● **DIRECTIONS**: Every line of the data must be copied exactly.

[Entries from a dataset]
****************************************
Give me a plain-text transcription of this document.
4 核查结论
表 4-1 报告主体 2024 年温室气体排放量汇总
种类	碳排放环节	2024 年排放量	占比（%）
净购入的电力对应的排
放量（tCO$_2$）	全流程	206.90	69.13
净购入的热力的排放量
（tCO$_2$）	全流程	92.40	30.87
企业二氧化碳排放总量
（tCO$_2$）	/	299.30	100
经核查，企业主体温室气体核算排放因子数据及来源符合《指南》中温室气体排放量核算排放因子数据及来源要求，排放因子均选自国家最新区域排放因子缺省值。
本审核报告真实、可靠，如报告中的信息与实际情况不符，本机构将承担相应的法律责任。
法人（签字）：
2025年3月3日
****************************************
● **OUTPUT BELOW**:
Give me a plain-text transcription of this document.
4 核查结论
表 4-1 报告主体 2024 年温室气体排放量汇总
种类	碳排放环节	2024 年排放量	占比（%）
净购入的电力对应的排
放量（tCO$_2$）	全流程	206.90	69.13
净购入的热力的排放量
（tCO$_2$）	全流程	92.40	30.87
企业二氧化碳排放总量
（tCO$_2$）	/	299.30	100
经核查，企业主体温室气体核算排放因子数据及来源符合《指南》中温室气体排放量核算排放因子数据及来源要求，排放因子均选自国家最新区域排放因子缺省值。
本审核报告真实、可靠，如报告中的信息与实际情况不符，本机构将承担相应的法律责任。
法人（签字）：
2025年3月3日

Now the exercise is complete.